Requirements: Show every line below where "xampp" can be found.

Records:

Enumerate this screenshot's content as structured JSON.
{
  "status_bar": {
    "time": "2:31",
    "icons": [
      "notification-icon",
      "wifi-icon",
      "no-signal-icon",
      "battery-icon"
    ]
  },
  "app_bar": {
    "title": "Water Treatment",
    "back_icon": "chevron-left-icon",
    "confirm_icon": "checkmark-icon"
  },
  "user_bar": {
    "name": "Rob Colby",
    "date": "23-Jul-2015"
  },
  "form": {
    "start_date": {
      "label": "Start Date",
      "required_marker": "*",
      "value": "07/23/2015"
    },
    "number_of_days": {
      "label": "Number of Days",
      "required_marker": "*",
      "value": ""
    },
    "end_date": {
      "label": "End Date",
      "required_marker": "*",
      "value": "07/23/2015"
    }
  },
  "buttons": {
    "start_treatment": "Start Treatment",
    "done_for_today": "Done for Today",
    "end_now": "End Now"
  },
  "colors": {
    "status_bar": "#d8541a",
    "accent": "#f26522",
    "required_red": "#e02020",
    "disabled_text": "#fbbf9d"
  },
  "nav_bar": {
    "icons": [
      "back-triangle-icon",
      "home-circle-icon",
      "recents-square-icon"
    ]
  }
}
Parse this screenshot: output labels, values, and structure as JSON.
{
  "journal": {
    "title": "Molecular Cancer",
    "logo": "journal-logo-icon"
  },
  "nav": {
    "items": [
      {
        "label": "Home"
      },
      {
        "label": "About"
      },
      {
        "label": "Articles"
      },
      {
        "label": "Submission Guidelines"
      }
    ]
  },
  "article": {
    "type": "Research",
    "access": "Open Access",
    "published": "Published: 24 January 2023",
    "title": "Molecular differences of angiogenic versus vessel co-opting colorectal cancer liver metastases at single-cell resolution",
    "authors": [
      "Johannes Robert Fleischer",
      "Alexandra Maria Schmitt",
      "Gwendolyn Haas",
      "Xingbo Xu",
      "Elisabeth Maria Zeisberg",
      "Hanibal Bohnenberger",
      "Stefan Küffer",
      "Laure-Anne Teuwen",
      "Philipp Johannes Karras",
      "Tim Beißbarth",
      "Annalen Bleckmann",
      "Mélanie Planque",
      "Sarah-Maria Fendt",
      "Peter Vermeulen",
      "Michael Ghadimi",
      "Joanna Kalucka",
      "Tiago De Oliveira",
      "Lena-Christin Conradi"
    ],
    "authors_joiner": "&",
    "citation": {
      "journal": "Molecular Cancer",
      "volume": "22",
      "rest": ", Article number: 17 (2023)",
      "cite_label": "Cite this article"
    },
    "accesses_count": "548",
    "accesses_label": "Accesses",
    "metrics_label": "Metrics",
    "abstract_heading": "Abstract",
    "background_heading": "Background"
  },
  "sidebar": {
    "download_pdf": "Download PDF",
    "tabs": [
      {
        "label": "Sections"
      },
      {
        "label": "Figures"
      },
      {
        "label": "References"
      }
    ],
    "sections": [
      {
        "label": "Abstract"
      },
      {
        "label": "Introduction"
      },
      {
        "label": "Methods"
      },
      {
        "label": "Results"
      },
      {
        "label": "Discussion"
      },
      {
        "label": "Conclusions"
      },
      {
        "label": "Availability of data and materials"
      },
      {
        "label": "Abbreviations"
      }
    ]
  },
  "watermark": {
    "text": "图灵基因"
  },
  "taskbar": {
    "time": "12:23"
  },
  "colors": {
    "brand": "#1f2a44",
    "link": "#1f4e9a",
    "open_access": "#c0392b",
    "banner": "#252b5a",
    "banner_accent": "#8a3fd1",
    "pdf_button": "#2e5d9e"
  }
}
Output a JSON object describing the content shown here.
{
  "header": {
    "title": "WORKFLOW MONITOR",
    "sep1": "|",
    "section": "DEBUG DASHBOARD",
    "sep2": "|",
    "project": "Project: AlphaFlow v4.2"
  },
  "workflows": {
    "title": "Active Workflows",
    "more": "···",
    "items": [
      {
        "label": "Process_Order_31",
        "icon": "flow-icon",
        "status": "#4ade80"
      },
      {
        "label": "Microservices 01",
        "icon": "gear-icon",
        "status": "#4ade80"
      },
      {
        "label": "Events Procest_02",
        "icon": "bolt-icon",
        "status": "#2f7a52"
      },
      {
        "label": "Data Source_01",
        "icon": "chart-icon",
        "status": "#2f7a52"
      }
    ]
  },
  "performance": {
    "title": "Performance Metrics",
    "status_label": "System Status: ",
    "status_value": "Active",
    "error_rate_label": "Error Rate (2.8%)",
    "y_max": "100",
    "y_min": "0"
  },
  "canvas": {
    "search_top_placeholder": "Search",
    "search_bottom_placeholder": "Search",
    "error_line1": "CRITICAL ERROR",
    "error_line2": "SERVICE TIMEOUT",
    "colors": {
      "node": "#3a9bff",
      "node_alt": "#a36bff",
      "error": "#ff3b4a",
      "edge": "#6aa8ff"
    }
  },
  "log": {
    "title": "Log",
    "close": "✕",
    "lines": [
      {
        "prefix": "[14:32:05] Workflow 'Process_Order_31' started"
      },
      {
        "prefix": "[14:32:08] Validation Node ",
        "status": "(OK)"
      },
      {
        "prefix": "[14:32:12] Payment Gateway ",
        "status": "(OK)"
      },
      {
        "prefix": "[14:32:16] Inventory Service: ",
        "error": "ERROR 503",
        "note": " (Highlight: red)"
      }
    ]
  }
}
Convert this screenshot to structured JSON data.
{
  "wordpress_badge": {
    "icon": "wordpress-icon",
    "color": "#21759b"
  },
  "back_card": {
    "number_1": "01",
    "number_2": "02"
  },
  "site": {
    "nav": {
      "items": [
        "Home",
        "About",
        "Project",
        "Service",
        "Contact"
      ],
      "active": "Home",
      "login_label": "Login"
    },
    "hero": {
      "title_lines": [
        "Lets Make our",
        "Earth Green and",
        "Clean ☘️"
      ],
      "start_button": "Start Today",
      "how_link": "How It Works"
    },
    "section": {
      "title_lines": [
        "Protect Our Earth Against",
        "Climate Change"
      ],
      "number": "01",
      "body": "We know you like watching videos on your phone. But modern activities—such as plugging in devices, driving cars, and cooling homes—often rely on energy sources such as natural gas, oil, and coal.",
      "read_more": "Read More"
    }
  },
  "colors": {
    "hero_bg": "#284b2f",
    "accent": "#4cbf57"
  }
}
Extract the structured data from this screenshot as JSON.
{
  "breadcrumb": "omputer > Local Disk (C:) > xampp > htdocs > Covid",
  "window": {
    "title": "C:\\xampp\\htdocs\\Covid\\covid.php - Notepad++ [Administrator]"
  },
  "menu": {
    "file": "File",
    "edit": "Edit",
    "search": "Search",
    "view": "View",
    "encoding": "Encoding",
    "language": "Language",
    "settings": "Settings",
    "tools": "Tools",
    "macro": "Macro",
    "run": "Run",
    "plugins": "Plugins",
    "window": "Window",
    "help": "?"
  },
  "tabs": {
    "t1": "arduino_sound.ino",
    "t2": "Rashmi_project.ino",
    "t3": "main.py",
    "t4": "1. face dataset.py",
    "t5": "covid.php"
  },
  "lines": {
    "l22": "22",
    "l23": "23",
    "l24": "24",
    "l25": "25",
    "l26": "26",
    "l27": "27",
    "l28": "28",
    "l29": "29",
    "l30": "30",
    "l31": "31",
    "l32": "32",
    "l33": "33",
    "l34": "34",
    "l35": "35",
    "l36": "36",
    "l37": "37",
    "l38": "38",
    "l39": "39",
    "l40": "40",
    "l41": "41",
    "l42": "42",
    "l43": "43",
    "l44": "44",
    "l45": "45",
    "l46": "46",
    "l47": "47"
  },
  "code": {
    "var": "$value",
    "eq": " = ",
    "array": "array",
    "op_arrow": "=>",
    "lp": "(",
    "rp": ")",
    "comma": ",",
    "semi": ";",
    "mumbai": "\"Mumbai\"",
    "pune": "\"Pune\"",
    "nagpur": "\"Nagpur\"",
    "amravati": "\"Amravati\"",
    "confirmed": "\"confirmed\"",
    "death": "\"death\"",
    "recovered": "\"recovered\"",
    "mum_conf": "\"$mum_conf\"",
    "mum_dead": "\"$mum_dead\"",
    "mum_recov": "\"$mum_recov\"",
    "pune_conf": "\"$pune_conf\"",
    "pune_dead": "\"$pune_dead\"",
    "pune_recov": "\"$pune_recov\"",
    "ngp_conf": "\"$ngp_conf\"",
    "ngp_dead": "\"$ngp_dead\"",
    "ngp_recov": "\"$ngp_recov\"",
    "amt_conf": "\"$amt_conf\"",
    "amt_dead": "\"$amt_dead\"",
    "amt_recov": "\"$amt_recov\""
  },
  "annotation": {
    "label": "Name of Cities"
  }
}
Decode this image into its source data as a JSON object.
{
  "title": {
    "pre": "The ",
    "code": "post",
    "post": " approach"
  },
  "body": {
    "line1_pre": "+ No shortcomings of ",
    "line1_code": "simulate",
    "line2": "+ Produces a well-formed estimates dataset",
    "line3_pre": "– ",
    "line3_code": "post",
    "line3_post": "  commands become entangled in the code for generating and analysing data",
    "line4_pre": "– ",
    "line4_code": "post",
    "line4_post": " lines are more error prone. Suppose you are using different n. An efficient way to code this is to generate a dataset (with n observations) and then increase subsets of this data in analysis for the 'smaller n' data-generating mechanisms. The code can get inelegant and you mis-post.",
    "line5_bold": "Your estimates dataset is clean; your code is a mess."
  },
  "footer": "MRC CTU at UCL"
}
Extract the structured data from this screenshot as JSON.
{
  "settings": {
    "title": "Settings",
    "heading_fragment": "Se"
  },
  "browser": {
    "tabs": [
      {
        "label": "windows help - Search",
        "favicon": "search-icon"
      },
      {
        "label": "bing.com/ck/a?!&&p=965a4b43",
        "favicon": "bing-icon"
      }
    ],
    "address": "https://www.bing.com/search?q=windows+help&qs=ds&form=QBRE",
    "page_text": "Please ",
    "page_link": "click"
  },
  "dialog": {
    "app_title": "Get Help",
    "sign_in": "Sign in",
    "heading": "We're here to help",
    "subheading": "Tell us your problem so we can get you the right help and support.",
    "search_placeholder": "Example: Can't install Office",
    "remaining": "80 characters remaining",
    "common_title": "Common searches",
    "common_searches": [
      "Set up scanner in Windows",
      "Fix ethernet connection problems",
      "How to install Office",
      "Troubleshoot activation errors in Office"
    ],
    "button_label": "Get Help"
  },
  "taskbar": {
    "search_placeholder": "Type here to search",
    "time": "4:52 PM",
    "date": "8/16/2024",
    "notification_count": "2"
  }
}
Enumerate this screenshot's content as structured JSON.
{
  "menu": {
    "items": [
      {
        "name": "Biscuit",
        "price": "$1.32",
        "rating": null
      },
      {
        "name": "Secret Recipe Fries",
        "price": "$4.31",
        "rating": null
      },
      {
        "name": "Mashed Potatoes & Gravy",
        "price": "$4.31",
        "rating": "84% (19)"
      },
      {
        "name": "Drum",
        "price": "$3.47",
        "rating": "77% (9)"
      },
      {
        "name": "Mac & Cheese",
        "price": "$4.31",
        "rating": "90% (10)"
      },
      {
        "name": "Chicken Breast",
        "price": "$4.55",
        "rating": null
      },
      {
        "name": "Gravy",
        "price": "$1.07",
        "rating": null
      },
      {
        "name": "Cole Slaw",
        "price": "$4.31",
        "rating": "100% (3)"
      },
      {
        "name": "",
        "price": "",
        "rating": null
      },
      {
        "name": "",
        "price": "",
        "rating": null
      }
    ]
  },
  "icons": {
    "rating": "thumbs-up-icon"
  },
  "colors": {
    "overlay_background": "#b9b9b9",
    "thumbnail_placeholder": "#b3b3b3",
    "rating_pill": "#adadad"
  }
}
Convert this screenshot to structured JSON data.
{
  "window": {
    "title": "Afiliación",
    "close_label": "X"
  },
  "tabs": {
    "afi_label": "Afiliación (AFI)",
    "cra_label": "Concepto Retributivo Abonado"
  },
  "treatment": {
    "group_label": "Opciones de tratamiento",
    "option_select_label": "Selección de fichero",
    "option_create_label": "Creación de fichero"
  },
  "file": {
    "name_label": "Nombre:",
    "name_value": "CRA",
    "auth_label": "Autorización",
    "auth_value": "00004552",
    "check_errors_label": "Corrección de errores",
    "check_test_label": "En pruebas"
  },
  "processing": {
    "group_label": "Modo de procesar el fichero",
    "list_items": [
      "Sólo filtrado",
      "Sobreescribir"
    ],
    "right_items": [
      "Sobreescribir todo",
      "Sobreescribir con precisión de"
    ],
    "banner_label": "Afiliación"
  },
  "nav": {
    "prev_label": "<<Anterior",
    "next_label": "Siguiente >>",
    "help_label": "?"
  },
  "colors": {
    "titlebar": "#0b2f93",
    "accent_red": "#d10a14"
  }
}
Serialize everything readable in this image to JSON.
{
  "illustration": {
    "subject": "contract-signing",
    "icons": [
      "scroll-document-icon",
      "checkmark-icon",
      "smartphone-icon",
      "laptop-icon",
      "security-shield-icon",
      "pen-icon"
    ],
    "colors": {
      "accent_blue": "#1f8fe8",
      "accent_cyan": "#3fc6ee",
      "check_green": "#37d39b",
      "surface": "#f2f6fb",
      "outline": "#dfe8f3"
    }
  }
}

Result for this exercise:
  "breadcrumb": "omputer > Local Disk (C:) > xampp > htdocs > Covid",
    "title": "C:\\xampp\\htdocs\\Covid\\covid.php - Notepad++ [Administrator]"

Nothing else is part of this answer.